__EXERCISE DETAILS__: Repeat each entry as written and leave the images out of the copy.

[Saved data entries]
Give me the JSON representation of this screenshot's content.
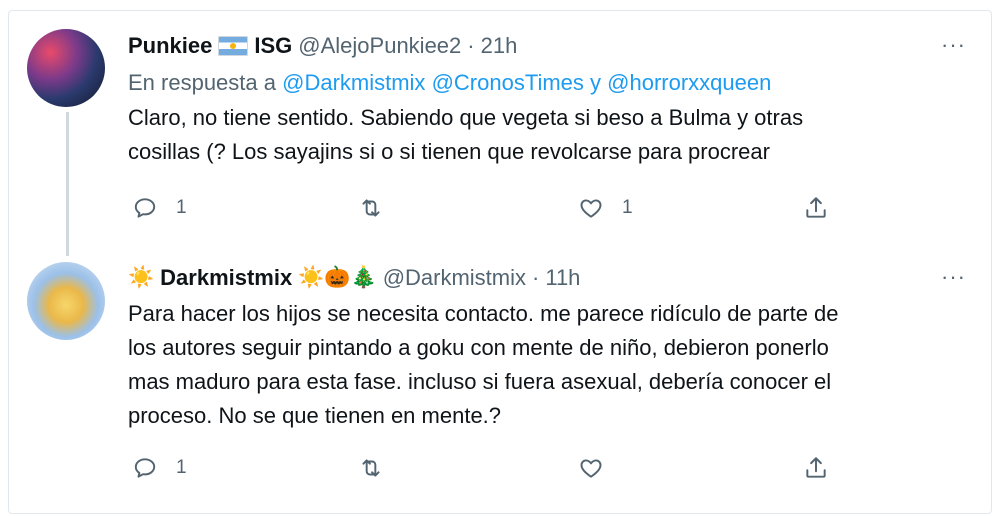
{
  "tweets": [
    {
      "name": "Punkiee",
      "flag_icon": "argentina-flag-icon",
      "name_suffix": "ISG",
      "handle": "@AlejoPunkiee2",
      "separator": "·",
      "time": "21h",
      "reply_prefix": "En respuesta a",
      "mention_1": "@Darkmistmix",
      "mention_2": "@CronosTimes",
      "reply_joiner": "y",
      "mention_3": "@horrorxxqueen",
      "text_line_1": "Claro, no tiene sentido. Sabiendo que vegeta si beso a Bulma y otras",
      "text_line_2": "cosillas (? Los sayajins si o si tienen que revolcarse para procrear",
      "reply_count": "1",
      "retweet_count": "",
      "like_count": "1",
      "more": "···"
    },
    {
      "name_prefix_emoji": "☀️",
      "name": "Darkmistmix",
      "name_suffix_emoji": "☀️🎃🎄",
      "handle": "@Darkmistmix",
      "separator": "·",
      "time": "11h",
      "text_line_1": "Para hacer los hijos se necesita contacto. me parece ridículo de parte de",
      "text_line_2": "los autores seguir pintando a goku con mente de niño, debieron ponerlo",
      "text_line_3": "mas maduro para esta fase. incluso si fuera asexual, debería conocer el",
      "text_line_4": "proceso. No se que tienen en mente.?",
      "reply_count": "1",
      "retweet_count": "",
      "like_count": "",
      "more": "···"
    }
  ],
  "colors": {
    "link": "#1d9bf0",
    "secondary_text": "#536471",
    "thread_line": "#cfd9de"
  }
}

__THE RESPONSE__:
Give me the JSON representation of this screenshot's content.
{
  "tweets": [
    {
      "name": "Punkiee",
      "flag_icon": "argentina-flag-icon",
      "name_suffix": "ISG",
      "handle": "@AlejoPunkiee2",
      "separator": "·",
      "time": "21h",
      "reply_prefix": "En respuesta a",
      "mention_1": "@Darkmistmix",
      "mention_2": "@CronosTimes",
      "reply_joiner": "y",
      "mention_3": "@horrorxxqueen",
      "text_line_1": "Claro, no tiene sentido. Sabiendo que vegeta si beso a Bulma y otras",
      "text_line_2": "cosillas (? Los sayajins si o si tienen que revolcarse para procrear",
      "reply_count": "1",
      "retweet_count": "",
      "like_count": "1",
      "more": "···"
    },
    {
      "name_prefix_emoji": "☀️",
      "name": "Darkmistmix",
      "name_suffix_emoji": "☀️🎃🎄",
      "handle": "@Darkmistmix",
      "separator": "·",
      "time": "11h",
      "text_line_1": "Para hacer los hijos se necesita contacto. me parece ridículo de parte de",
      "text_line_2": "los autores seguir pintando a goku con mente de niño, debieron ponerlo",
      "text_line_3": "mas maduro para esta fase. incluso si fuera asexual, debería conocer el",
      "text_line_4": "proceso. No se que tienen en mente.?",
      "reply_count": "1",
      "retweet_count": "",
      "like_count": "",
      "more": "···"
    }
  ],
  "colors": {
    "link": "#1d9bf0",
    "secondary_text": "#536471",
    "thread_line": "#cfd9de"
  }
}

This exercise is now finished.